======== SUPPLIED RECORDS

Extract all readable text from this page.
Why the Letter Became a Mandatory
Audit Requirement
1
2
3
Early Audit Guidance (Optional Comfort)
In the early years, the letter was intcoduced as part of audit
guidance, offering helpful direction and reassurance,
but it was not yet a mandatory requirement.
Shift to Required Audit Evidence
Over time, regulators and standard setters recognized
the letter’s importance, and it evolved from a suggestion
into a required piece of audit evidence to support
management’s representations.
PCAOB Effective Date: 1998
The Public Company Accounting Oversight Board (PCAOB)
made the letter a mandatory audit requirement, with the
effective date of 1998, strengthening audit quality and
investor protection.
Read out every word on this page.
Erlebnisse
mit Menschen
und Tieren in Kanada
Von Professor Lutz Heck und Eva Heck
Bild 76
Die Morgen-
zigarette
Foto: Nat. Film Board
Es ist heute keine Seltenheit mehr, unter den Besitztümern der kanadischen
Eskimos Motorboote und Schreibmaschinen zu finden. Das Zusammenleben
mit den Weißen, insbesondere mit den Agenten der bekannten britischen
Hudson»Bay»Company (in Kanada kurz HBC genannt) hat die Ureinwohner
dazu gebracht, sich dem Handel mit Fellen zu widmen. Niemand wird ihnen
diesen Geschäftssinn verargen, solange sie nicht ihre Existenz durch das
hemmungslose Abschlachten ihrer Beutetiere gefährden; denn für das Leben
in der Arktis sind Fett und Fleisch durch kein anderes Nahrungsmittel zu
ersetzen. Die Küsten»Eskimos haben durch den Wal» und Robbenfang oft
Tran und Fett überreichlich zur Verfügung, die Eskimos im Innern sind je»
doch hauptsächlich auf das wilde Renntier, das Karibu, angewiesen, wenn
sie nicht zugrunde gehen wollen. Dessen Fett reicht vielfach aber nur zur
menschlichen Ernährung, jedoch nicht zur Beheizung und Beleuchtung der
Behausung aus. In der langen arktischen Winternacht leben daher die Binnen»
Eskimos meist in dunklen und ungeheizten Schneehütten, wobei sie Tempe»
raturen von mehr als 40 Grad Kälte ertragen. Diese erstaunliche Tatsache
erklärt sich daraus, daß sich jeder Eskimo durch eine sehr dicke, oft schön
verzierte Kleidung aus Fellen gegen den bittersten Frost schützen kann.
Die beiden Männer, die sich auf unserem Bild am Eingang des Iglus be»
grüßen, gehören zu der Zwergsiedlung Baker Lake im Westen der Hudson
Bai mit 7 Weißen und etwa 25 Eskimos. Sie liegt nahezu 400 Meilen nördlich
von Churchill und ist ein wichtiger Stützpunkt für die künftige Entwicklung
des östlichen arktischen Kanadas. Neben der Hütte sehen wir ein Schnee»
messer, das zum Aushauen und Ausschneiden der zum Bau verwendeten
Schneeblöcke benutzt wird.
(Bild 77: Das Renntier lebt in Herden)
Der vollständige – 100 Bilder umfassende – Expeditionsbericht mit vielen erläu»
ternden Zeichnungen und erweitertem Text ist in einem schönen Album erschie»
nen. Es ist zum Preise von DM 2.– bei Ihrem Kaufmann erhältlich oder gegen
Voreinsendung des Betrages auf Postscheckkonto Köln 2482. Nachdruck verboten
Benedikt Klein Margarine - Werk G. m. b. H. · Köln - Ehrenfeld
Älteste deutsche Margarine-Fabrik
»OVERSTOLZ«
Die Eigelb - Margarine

================

### EXERCISE DETAILS
Every record above should be output exactly.

### CORRECT ANSWER
Extract all readable text from this page.
Why the Letter Became a Mandatory
Audit Requirement
1
2
3
Early Audit Guidance (Optional Comfort)
In the early years, the letter was intcoduced as part of audit
guidance, offering helpful direction and reassurance,
but it was not yet a mandatory requirement.
Shift to Required Audit Evidence
Over time, regulators and standard setters recognized
the letter’s importance, and it evolved from a suggestion
into a required piece of audit evidence to support
management’s representations.
PCAOB Effective Date: 1998
The Public Company Accounting Oversight Board (PCAOB)
made the letter a mandatory audit requirement, with the
effective date of 1998, strengthening audit quality and
investor protection.
Read out every word on this page.
Erlebnisse
mit Menschen
und Tieren in Kanada
Von Professor Lutz Heck und Eva Heck
Bild 76
Die Morgen-
zigarette
Foto: Nat. Film Board
Es ist heute keine Seltenheit mehr, unter den Besitztümern der kanadischen
Eskimos Motorboote und Schreibmaschinen zu finden. Das Zusammenleben
mit den Weißen, insbesondere mit den Agenten der bekannten britischen
Hudson»Bay»Company (in Kanada kurz HBC genannt) hat die Ureinwohner
dazu gebracht, sich dem Handel mit Fellen zu widmen. Niemand wird ihnen
diesen Geschäftssinn verargen, solange sie nicht ihre Existenz durch das
hemmungslose Abschlachten ihrer Beutetiere gefährden; denn für das Leben
in der Arktis sind Fett und Fleisch durch kein anderes Nahrungsmittel zu
ersetzen. Die Küsten»Eskimos haben durch den Wal» und Robbenfang oft
Tran und Fett überreichlich zur Verfügung, die Eskimos im Innern sind je»
doch hauptsächlich auf das wilde Renntier, das Karibu, angewiesen, wenn
sie nicht zugrunde gehen wollen. Dessen Fett reicht vielfach aber nur zur
menschlichen Ernährung, jedoch nicht zur Beheizung und Beleuchtung der
Behausung aus. In der langen arktischen Winternacht leben daher die Binnen»
Eskimos meist in dunklen und ungeheizten Schneehütten, wobei sie Tempe»
raturen von mehr als 40 Grad Kälte ertragen. Diese erstaunliche Tatsache
erklärt sich daraus, daß sich jeder Eskimo durch eine sehr dicke, oft schön
verzierte Kleidung aus Fellen gegen den bittersten Frost schützen kann.
Die beiden Männer, die sich auf unserem Bild am Eingang des Iglus be»
grüßen, gehören zu der Zwergsiedlung Baker Lake im Westen der Hudson
Bai mit 7 Weißen und etwa 25 Eskimos. Sie liegt nahezu 400 Meilen nördlich
von Churchill und ist ein wichtiger Stützpunkt für die künftige Entwicklung
des östlichen arktischen Kanadas. Neben der Hütte sehen wir ein Schnee»
messer, das zum Aushauen und Ausschneiden der zum Bau verwendeten
Schneeblöcke benutzt wird.
(Bild 77: Das Renntier lebt in Herden)
Der vollständige – 100 Bilder umfassende – Expeditionsbericht mit vielen erläu»
ternden Zeichnungen und erweitertem Text ist in einem schönen Album erschie»
nen. Es ist zum Preise von DM 2.– bei Ihrem Kaufmann erhältlich oder gegen
Voreinsendung des Betrages auf Postscheckkonto Köln 2482. Nachdruck verboten
Benedikt Klein Margarine - Werk G. m. b. H. · Köln - Ehrenfeld
Älteste deutsche Margarine-Fabrik
»OVERSTOLZ«
Die Eigelb - Margarine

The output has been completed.